• [REQUIREMENTS]:
**a)** Please reproduce the dictionary tutorial from "Problem Description" to "len(word2) >= 0).", substituting "reordering" for "rearranging".
**b)** Name every function that the dictionary tutorial defines with a def statement in its code.

• [TEXT SEGMENT]:
------------------------------------

Using Dictionary

Learning Objectives

At the end of this sub-unit, students should

know how to solve problems using dictionary.

Table as Dictionary

We know that dictionary represents a mapping from key to value with the restriction that the key is an immutable value. To represent this visually, we use table. There is one table that we used to solve problems before. We used table to compute the price of a burger.

Ingredient	Price
Bread	1
Beef	7
Chicken	4
Vegetables	2
Mushrooms	3
Cheese	1
Onions	1
Hash Brown	2

The computation of the price invoke a single function ingredient_price(ingredient) that we left as an exercise. This is because the solution is rather tedious using a sequence of if-statements. The function compute_price(burger) is reproduced below.

def compute_price(burger):
  price = 0
  for ingredient in burger:
    price = price + ingredient_price(ingredient)
  return price

How can we implement ingredient_price easily? If we do not want to use a lot of if-statements, we can represent this as a dictionary. So what this means is that if-statements involving only equality can be replaced with a dictionary.

Ingredient Price

PRICE = {
  'Bread': 1, 'Beef': 7, 'Chicken': 4, 'Vegetable': 2,
  'Mushroom': 3, 'Cheese': 1, 'Onions': 1, 'Hash Brown': 2
}
def ingredient_price(ingredient):
  return PRICE[ingredient]

Anagram

Problem Description

An anagram is a word formed by rearranging the letters of a different word. In other words, we say that two words are an anagram of one another if they can be formed out of the same letters. Note that two empty strings are an anagram of one another.

Task

Write the function is_anagram(word1, word2) that returns True if word1 and word2 are anagrams of one another. Otherwise, the function returns False.

Assumptions

word1 and word2 are strings that are possibly empty (i.e., len(word1) >= 0 and len(word2) >= 0).
word1 and word2 contain only lowercase alphabets.

To solve this, we can decompose the problem into the following.

Find the count of each letters in word1.
Find the count of each letters in word2.
Check if the counts are equal.

To count each letter, we can use many representation. Since we are learning about dictionary, we can represent this as a dictionary where the keys are the letters in the word and the values are the count of the letters.

Anagram

def is_anagram(word1, word2):
  count1, count2 = {}, {}
  for char in word1:
    count1[char] = count1.get(char, 0) + 1
  for char in word2:
    count2[char] = count2.get(char, 0) + 1
  return count1 == count2

An alternative representation is to map each letter into an index. We can map a to 0, b to 1, and so on until z to 25. Try implementing this on your own.

Grouping

The last problem we are trying to solve is the problem of grouping. We needed grouping to partition data in a table which we then aggregate. Our previous solution uses a combination of filter and recursion. This may not be easy to do. So is there an alternative way?

------------------------------------

• [INFORMATION SUPPLIED]:
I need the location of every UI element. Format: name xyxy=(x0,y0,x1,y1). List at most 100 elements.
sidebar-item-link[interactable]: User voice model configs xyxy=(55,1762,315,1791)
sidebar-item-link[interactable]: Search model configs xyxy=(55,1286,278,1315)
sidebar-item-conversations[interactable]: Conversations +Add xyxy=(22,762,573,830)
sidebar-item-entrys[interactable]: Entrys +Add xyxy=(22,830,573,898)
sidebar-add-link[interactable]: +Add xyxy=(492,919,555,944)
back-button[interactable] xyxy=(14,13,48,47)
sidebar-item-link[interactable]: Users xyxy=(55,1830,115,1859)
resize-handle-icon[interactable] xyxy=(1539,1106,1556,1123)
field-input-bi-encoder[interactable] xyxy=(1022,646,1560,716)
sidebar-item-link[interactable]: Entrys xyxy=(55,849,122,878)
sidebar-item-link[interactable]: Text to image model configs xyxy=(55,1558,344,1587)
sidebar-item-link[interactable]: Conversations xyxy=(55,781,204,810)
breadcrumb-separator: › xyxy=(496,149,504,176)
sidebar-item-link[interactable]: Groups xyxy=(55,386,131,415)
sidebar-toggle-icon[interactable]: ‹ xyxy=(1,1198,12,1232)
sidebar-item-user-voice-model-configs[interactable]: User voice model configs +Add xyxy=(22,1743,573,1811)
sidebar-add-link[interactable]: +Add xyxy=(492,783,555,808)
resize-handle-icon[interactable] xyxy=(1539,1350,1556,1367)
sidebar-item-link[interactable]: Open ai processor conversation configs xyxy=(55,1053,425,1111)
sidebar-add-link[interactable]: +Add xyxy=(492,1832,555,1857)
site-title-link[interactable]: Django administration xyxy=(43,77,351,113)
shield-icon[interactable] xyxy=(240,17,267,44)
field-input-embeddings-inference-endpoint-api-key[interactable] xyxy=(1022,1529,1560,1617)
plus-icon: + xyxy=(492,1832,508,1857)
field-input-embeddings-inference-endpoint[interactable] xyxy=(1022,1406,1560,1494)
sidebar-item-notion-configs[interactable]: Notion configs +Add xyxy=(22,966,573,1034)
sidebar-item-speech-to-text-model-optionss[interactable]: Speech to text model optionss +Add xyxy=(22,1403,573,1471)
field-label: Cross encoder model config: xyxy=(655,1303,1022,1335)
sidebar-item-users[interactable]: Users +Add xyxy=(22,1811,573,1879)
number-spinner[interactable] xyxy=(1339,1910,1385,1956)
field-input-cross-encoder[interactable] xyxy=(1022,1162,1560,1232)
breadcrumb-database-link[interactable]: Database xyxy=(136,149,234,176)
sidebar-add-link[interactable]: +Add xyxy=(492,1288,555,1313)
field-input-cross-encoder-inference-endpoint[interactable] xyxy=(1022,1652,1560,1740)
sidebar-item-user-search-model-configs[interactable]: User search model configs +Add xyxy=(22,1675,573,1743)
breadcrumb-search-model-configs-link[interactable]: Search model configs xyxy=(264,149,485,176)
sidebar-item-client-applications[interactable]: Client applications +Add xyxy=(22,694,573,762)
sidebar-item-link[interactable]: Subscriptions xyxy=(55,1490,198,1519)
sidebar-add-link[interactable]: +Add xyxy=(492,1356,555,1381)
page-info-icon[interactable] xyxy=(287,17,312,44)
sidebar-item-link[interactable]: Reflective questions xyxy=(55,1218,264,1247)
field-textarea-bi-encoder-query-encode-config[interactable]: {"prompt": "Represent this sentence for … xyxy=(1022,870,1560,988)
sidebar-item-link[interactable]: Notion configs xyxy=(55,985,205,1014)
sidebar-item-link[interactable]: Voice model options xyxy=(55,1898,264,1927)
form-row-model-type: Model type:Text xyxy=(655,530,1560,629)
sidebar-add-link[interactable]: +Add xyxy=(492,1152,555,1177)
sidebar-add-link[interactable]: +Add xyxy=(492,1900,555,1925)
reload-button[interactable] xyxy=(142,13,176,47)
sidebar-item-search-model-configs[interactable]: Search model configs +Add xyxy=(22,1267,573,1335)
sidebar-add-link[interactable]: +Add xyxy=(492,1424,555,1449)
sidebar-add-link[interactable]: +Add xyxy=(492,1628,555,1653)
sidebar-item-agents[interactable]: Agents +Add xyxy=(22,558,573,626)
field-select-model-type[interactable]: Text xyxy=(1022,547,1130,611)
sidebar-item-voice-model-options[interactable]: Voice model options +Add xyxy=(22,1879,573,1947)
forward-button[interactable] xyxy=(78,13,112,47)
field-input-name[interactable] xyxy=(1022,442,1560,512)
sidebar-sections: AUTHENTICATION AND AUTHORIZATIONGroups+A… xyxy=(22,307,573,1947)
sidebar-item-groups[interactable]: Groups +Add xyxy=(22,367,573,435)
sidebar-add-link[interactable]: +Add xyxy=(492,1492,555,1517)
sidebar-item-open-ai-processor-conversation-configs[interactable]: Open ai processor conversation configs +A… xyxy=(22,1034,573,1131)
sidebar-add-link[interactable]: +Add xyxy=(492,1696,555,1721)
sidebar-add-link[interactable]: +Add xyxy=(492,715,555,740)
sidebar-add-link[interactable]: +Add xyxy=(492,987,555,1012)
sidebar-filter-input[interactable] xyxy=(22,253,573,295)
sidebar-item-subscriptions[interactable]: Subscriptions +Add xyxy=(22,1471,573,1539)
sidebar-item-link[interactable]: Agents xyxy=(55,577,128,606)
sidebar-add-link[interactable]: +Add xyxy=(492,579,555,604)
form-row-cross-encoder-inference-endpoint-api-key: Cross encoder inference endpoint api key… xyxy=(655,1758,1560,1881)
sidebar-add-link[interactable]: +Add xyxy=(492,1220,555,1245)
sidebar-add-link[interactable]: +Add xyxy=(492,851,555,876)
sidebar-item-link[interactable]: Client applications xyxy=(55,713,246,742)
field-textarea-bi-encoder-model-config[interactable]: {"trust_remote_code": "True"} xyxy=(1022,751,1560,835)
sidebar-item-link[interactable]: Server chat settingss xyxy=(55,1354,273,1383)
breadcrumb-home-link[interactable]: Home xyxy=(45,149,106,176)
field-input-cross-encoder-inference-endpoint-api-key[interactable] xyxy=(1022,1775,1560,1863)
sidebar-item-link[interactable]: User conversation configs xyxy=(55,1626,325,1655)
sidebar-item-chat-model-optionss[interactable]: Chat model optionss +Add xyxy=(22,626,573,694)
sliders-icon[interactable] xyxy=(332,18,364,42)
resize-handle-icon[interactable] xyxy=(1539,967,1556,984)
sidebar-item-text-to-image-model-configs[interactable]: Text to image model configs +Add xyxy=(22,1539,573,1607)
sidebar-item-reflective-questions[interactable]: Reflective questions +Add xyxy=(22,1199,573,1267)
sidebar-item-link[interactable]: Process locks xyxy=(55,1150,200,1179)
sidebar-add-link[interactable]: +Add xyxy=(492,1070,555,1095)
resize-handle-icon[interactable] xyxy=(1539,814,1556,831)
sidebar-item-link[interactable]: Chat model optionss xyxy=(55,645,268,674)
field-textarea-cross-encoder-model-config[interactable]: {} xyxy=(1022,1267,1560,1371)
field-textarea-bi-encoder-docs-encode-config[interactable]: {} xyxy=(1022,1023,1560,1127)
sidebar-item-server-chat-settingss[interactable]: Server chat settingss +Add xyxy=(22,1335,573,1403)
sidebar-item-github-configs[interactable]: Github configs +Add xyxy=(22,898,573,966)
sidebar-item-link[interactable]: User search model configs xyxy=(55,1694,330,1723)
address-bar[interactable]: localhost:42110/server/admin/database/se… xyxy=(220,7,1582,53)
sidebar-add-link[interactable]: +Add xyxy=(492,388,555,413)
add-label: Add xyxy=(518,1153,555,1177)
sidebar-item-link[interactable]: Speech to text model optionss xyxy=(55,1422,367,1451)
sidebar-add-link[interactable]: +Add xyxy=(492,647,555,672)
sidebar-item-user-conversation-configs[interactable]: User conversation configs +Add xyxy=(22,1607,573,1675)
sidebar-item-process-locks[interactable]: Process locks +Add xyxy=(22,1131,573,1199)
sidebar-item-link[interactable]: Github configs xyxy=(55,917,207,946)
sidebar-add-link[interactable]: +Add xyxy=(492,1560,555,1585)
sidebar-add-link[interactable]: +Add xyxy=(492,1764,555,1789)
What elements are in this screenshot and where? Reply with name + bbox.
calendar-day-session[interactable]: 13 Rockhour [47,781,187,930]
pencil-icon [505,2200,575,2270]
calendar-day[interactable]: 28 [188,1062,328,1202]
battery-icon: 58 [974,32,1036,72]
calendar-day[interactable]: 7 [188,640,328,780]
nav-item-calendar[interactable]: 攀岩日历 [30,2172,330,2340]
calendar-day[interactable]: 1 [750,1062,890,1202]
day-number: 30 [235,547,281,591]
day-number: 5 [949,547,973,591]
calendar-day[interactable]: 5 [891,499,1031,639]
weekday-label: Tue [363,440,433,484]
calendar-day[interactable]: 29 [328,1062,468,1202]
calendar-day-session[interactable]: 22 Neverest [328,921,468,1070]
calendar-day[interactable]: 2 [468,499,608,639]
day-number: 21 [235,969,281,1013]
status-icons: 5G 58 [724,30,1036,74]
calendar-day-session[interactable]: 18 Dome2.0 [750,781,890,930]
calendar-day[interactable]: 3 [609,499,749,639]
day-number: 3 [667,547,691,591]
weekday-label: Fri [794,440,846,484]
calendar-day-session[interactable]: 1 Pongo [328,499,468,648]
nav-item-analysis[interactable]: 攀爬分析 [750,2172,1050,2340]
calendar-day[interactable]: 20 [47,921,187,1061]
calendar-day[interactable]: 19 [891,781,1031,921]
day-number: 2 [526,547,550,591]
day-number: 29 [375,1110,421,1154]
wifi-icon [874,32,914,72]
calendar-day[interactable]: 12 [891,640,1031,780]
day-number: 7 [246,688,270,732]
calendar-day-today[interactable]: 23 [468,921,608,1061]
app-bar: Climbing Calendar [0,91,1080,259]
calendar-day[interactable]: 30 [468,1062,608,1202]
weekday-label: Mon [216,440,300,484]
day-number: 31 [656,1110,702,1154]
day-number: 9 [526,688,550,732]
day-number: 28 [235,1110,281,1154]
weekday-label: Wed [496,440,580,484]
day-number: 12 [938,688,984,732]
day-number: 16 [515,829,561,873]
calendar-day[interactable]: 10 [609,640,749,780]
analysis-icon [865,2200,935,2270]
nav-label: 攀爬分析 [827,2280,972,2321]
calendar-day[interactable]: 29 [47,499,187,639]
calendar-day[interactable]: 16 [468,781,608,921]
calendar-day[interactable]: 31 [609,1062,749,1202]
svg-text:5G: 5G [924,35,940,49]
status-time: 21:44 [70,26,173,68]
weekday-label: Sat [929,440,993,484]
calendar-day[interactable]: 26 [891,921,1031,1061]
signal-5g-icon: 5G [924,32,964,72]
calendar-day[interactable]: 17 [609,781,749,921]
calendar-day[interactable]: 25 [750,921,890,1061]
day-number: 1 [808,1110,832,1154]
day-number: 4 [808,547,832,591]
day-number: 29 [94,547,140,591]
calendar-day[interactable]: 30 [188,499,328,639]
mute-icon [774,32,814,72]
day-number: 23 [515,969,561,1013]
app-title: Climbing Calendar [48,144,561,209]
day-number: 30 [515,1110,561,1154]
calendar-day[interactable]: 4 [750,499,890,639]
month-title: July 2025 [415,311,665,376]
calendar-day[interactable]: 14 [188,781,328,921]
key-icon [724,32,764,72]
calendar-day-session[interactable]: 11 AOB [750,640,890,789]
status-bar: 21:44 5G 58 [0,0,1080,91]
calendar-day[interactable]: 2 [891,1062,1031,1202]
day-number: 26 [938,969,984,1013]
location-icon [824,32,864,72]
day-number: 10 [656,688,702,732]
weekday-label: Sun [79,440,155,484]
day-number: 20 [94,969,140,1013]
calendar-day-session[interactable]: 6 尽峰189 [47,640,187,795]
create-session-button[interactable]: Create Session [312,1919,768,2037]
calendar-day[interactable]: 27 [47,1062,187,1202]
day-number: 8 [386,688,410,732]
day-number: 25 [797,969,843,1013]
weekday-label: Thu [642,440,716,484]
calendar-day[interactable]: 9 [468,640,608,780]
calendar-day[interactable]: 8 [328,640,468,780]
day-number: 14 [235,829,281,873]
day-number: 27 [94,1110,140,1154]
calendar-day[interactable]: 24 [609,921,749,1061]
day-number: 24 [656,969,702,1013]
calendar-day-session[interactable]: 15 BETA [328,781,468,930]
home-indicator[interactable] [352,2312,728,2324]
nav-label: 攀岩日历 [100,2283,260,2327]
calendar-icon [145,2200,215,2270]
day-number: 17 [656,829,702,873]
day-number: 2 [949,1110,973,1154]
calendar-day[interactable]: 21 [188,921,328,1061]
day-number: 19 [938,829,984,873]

------------------------------------

• [RESULTS IN ORDER]:
**a)**
Problem Description

An anagram is a word formed by reordering the letters of a different word. In other words, we say that two words are an anagram of one another if they can be formed out of the same letters. Note that two empty strings are an anagram of one another.

Task

Write the function is_anagram(word1, word2) that returns True if word1 and word2 are anagrams of one another. Otherwise, the function returns False.

Assumptions

word1 and word2 are strings that are possibly empty (i.e., len(word1) >= 0 and len(word2) >= 0).

**b)** compute_price, ingredient_price, is_anagram